Instructions to follow: Reproduce the listing word for word. Skip any image.

Recorded information:
= = =

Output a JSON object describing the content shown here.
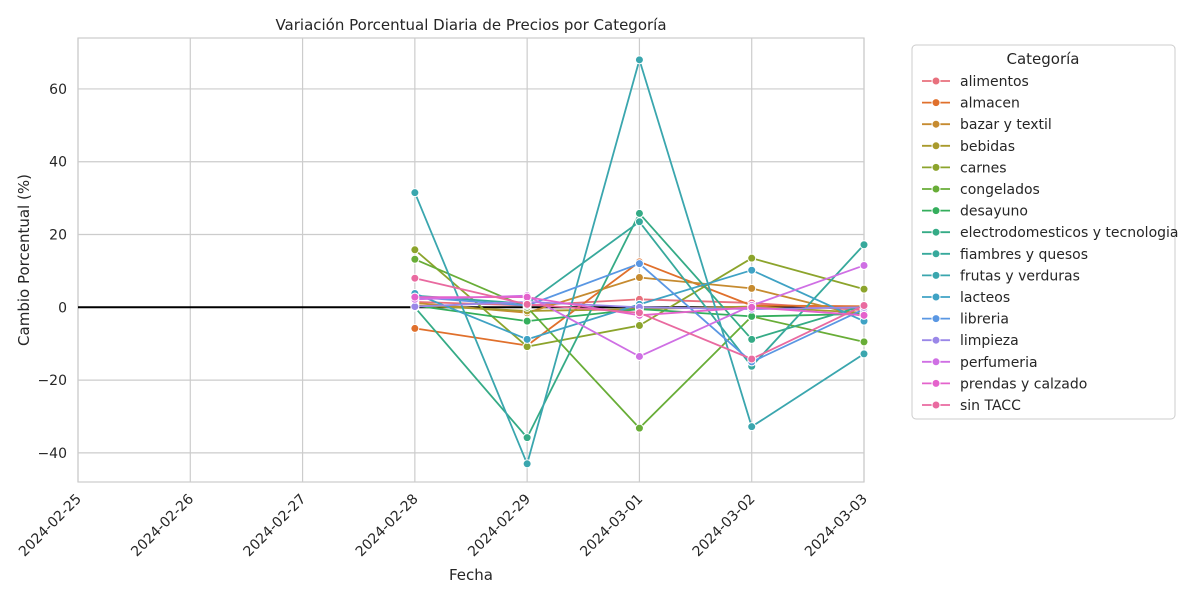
{
  "chart_data": {
    "type": "line",
    "title": "Variación Porcentual Diaria de Precios por Categoría",
    "xlabel": "Fecha",
    "ylabel": "Cambio Porcentual (%)",
    "x_ticks": [
      "2024-02-25",
      "2024-02-26",
      "2024-02-27",
      "2024-02-28",
      "2024-02-29",
      "2024-03-01",
      "2024-03-02",
      "2024-03-03"
    ],
    "x": [
      "2024-02-28",
      "2024-02-29",
      "2024-03-01",
      "2024-03-02",
      "2024-03-03"
    ],
    "xlim": [
      "2024-02-25",
      "2024-03-03"
    ],
    "ylim": [
      -48,
      74
    ],
    "y_ticks": [
      -40,
      -20,
      0,
      20,
      40,
      60
    ],
    "grid": true,
    "zero_line": true,
    "legend_title": "Categoría",
    "legend_position": "outside right",
    "series": [
      {
        "name": "alimentos",
        "color": "#e8707d",
        "values": [
          1.5,
          0.5,
          2.2,
          1.2,
          -0.8
        ]
      },
      {
        "name": "almacen",
        "color": "#e0702c",
        "values": [
          -5.8,
          -10.5,
          12.5,
          0.5,
          0.3
        ]
      },
      {
        "name": "bazar y textil",
        "color": "#c68b30",
        "values": [
          1.2,
          -1.5,
          8.2,
          5.2,
          -2.5
        ]
      },
      {
        "name": "bebidas",
        "color": "#a99a2c",
        "values": [
          0.5,
          -1.0,
          -0.5,
          0.2,
          -1.5
        ]
      },
      {
        "name": "carnes",
        "color": "#8ca42c",
        "values": [
          15.8,
          -10.8,
          -5.0,
          13.5,
          5.0
        ]
      },
      {
        "name": "congelados",
        "color": "#68ad37",
        "values": [
          13.2,
          0.0,
          -33.2,
          -2.5,
          -9.5
        ]
      },
      {
        "name": "desayuno",
        "color": "#34ae5c",
        "values": [
          0.5,
          -3.8,
          -0.5,
          -2.5,
          -1.8
        ]
      },
      {
        "name": "electrodomesticos y tecnologia",
        "color": "#35ab86",
        "values": [
          0.0,
          -35.8,
          25.8,
          -8.8,
          0.5
        ]
      },
      {
        "name": "fiambres y quesos",
        "color": "#37a99c",
        "values": [
          3.2,
          1.0,
          23.5,
          -16.2,
          17.2
        ]
      },
      {
        "name": "frutas y verduras",
        "color": "#3aa6ae",
        "values": [
          31.5,
          -43.0,
          68.0,
          -32.8,
          -12.8
        ]
      },
      {
        "name": "lacteos",
        "color": "#3fa2c4",
        "values": [
          3.8,
          -8.8,
          0.8,
          10.2,
          -3.8
        ]
      },
      {
        "name": "libreria",
        "color": "#5a97e3",
        "values": [
          2.8,
          0.5,
          12.0,
          -15.0,
          -0.5
        ]
      },
      {
        "name": "limpieza",
        "color": "#9a87e8",
        "values": [
          0.2,
          1.5,
          0.0,
          -0.5,
          0.0
        ]
      },
      {
        "name": "perfumeria",
        "color": "#cf6fe4",
        "values": [
          2.2,
          3.2,
          -13.5,
          0.5,
          11.5
        ]
      },
      {
        "name": "prendas y calzado",
        "color": "#e463cc",
        "values": [
          2.8,
          2.8,
          -2.2,
          0.0,
          -2.2
        ]
      },
      {
        "name": "sin TACC",
        "color": "#e96aa0",
        "values": [
          8.0,
          0.8,
          -1.5,
          -14.2,
          0.5
        ]
      }
    ]
  }
}
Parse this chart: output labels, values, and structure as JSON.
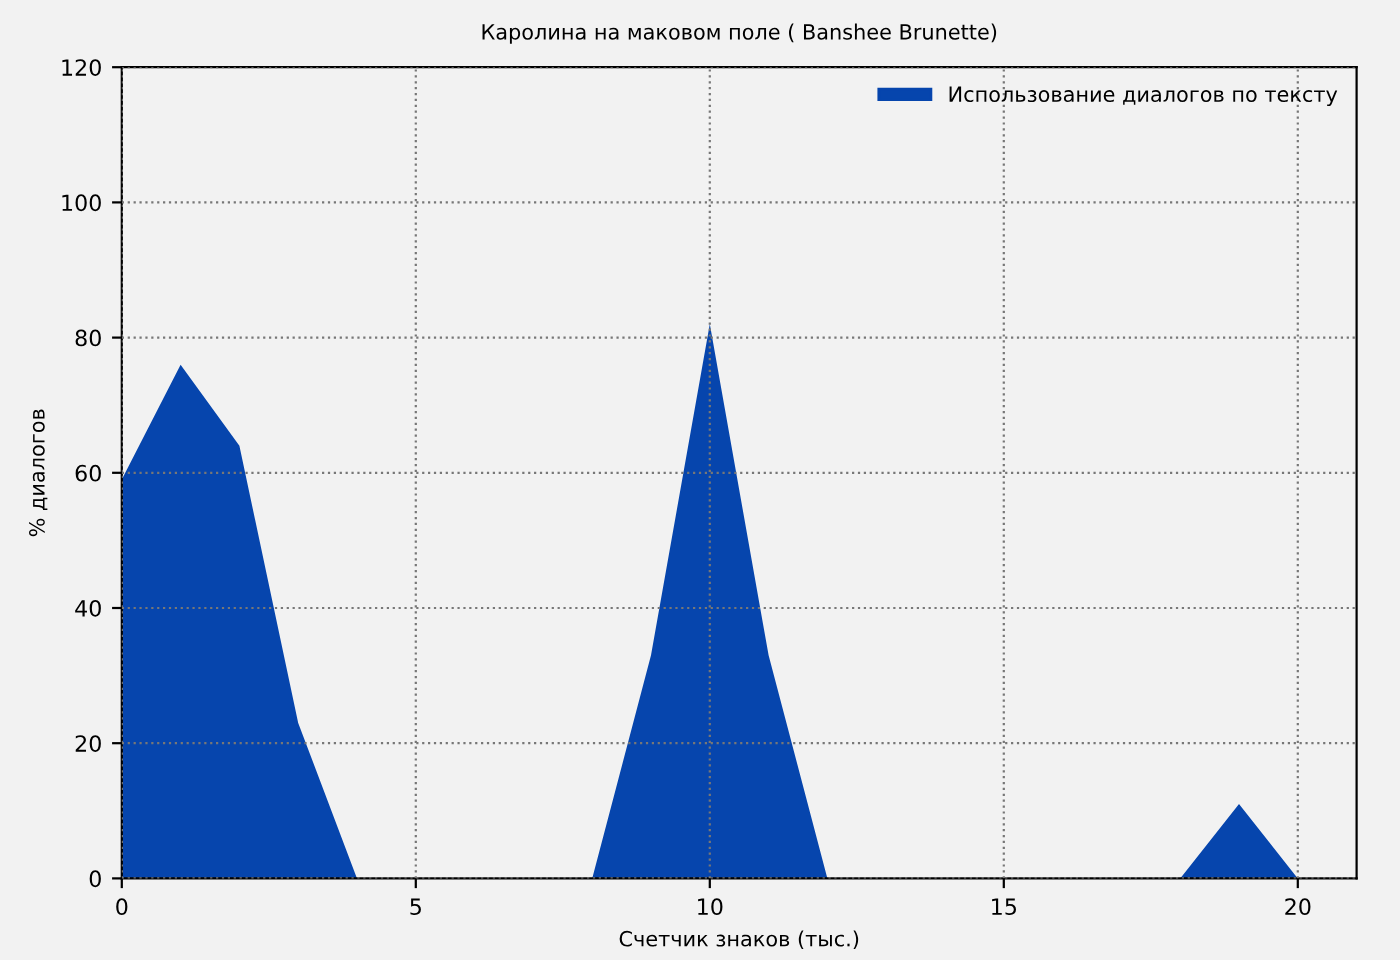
{
  "chart_data": {
    "type": "area",
    "title": "Каролина на маковом поле ( Banshee Brunette)",
    "xlabel": "Счетчик знаков (тыс.)",
    "ylabel": "% диалогов",
    "x": [
      0,
      1,
      2,
      3,
      4,
      5,
      6,
      7,
      8,
      9,
      10,
      11,
      12,
      13,
      14,
      15,
      16,
      17,
      18,
      19,
      20
    ],
    "series": [
      {
        "name": "Использование диалогов по тексту",
        "color": "#0645ad",
        "values": [
          59,
          76,
          64,
          23,
          0,
          0,
          0,
          0,
          0,
          33,
          82,
          33,
          0,
          0,
          0,
          0,
          0,
          0,
          0,
          11,
          0
        ]
      }
    ],
    "xlim": [
      0,
      21
    ],
    "ylim": [
      0,
      120
    ],
    "xticks": [
      0,
      5,
      10,
      15,
      20
    ],
    "yticks": [
      0,
      20,
      40,
      60,
      80,
      100,
      120
    ],
    "grid": true,
    "legend": "top right"
  }
}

= = =

Exercise answer:
Output a JSON object describing the content shown here.
{
  "chart_data": {
    "type": "line",
    "title": "Variación Porcentual Diaria de Precios por Categoría",
    "xlabel": "Fecha",
    "ylabel": "Cambio Porcentual (%)",
    "x_ticks": [
      "2024-02-25",
      "2024-02-26",
      "2024-02-27",
      "2024-02-28",
      "2024-02-29",
      "2024-03-01",
      "2024-03-02",
      "2024-03-03"
    ],
    "x": [
      "2024-02-28",
      "2024-02-29",
      "2024-03-01",
      "2024-03-02",
      "2024-03-03"
    ],
    "xlim": [
      "2024-02-25",
      "2024-03-03"
    ],
    "ylim": [
      -48,
      74
    ],
    "y_ticks": [
      -40,
      -20,
      0,
      20,
      40,
      60
    ],
    "grid": true,
    "zero_line": true,
    "legend_title": "Categoría",
    "legend_position": "outside right",
    "series": [
      {
        "name": "alimentos",
        "color": "#e8707d",
        "values": [
          1.5,
          0.5,
          2.2,
          1.2,
          -0.8
        ]
      },
      {
        "name": "almacen",
        "color": "#e0702c",
        "values": [
          -5.8,
          -10.5,
          12.5,
          0.5,
          0.3
        ]
      },
      {
        "name": "bazar y textil",
        "color": "#c68b30",
        "values": [
          1.2,
          -1.5,
          8.2,
          5.2,
          -2.5
        ]
      },
      {
        "name": "bebidas",
        "color": "#a99a2c",
        "values": [
          0.5,
          -1.0,
          -0.5,
          0.2,
          -1.5
        ]
      },
      {
        "name": "carnes",
        "color": "#8ca42c",
        "values": [
          15.8,
          -10.8,
          -5.0,
          13.5,
          5.0
        ]
      },
      {
        "name": "congelados",
        "color": "#68ad37",
        "values": [
          13.2,
          0.0,
          -33.2,
          -2.5,
          -9.5
        ]
      },
      {
        "name": "desayuno",
        "color": "#34ae5c",
        "values": [
          0.5,
          -3.8,
          -0.5,
          -2.5,
          -1.8
        ]
      },
      {
        "name": "electrodomesticos y tecnologia",
        "color": "#35ab86",
        "values": [
          0.0,
          -35.8,
          25.8,
          -8.8,
          0.5
        ]
      },
      {
        "name": "fiambres y quesos",
        "color": "#37a99c",
        "values": [
          3.2,
          1.0,
          23.5,
          -16.2,
          17.2
        ]
      },
      {
        "name": "frutas y verduras",
        "color": "#3aa6ae",
        "values": [
          31.5,
          -43.0,
          68.0,
          -32.8,
          -12.8
        ]
      },
      {
        "name": "lacteos",
        "color": "#3fa2c4",
        "values": [
          3.8,
          -8.8,
          0.8,
          10.2,
          -3.8
        ]
      },
      {
        "name": "libreria",
        "color": "#5a97e3",
        "values": [
          2.8,
          0.5,
          12.0,
          -15.0,
          -0.5
        ]
      },
      {
        "name": "limpieza",
        "color": "#9a87e8",
        "values": [
          0.2,
          1.5,
          0.0,
          -0.5,
          0.0
        ]
      },
      {
        "name": "perfumeria",
        "color": "#cf6fe4",
        "values": [
          2.2,
          3.2,
          -13.5,
          0.5,
          11.5
        ]
      },
      {
        "name": "prendas y calzado",
        "color": "#e463cc",
        "values": [
          2.8,
          2.8,
          -2.2,
          0.0,
          -2.2
        ]
      },
      {
        "name": "sin TACC",
        "color": "#e96aa0",
        "values": [
          8.0,
          0.8,
          -1.5,
          -14.2,
          0.5
        ]
      }
    ]
  }
}
Parse this chart: output labels, values, and structure as JSON.
{
  "chart_data": {
    "type": "area",
    "title": "Каролина на маковом поле ( Banshee Brunette)",
    "xlabel": "Счетчик знаков (тыс.)",
    "ylabel": "% диалогов",
    "x": [
      0,
      1,
      2,
      3,
      4,
      5,
      6,
      7,
      8,
      9,
      10,
      11,
      12,
      13,
      14,
      15,
      16,
      17,
      18,
      19,
      20
    ],
    "series": [
      {
        "name": "Использование диалогов по тексту",
        "color": "#0645ad",
        "values": [
          59,
          76,
          64,
          23,
          0,
          0,
          0,
          0,
          0,
          33,
          82,
          33,
          0,
          0,
          0,
          0,
          0,
          0,
          0,
          11,
          0
        ]
      }
    ],
    "xlim": [
      0,
      21
    ],
    "ylim": [
      0,
      120
    ],
    "xticks": [
      0,
      5,
      10,
      15,
      20
    ],
    "yticks": [
      0,
      20,
      40,
      60,
      80,
      100,
      120
    ],
    "grid": true,
    "legend": "top right"
  }
}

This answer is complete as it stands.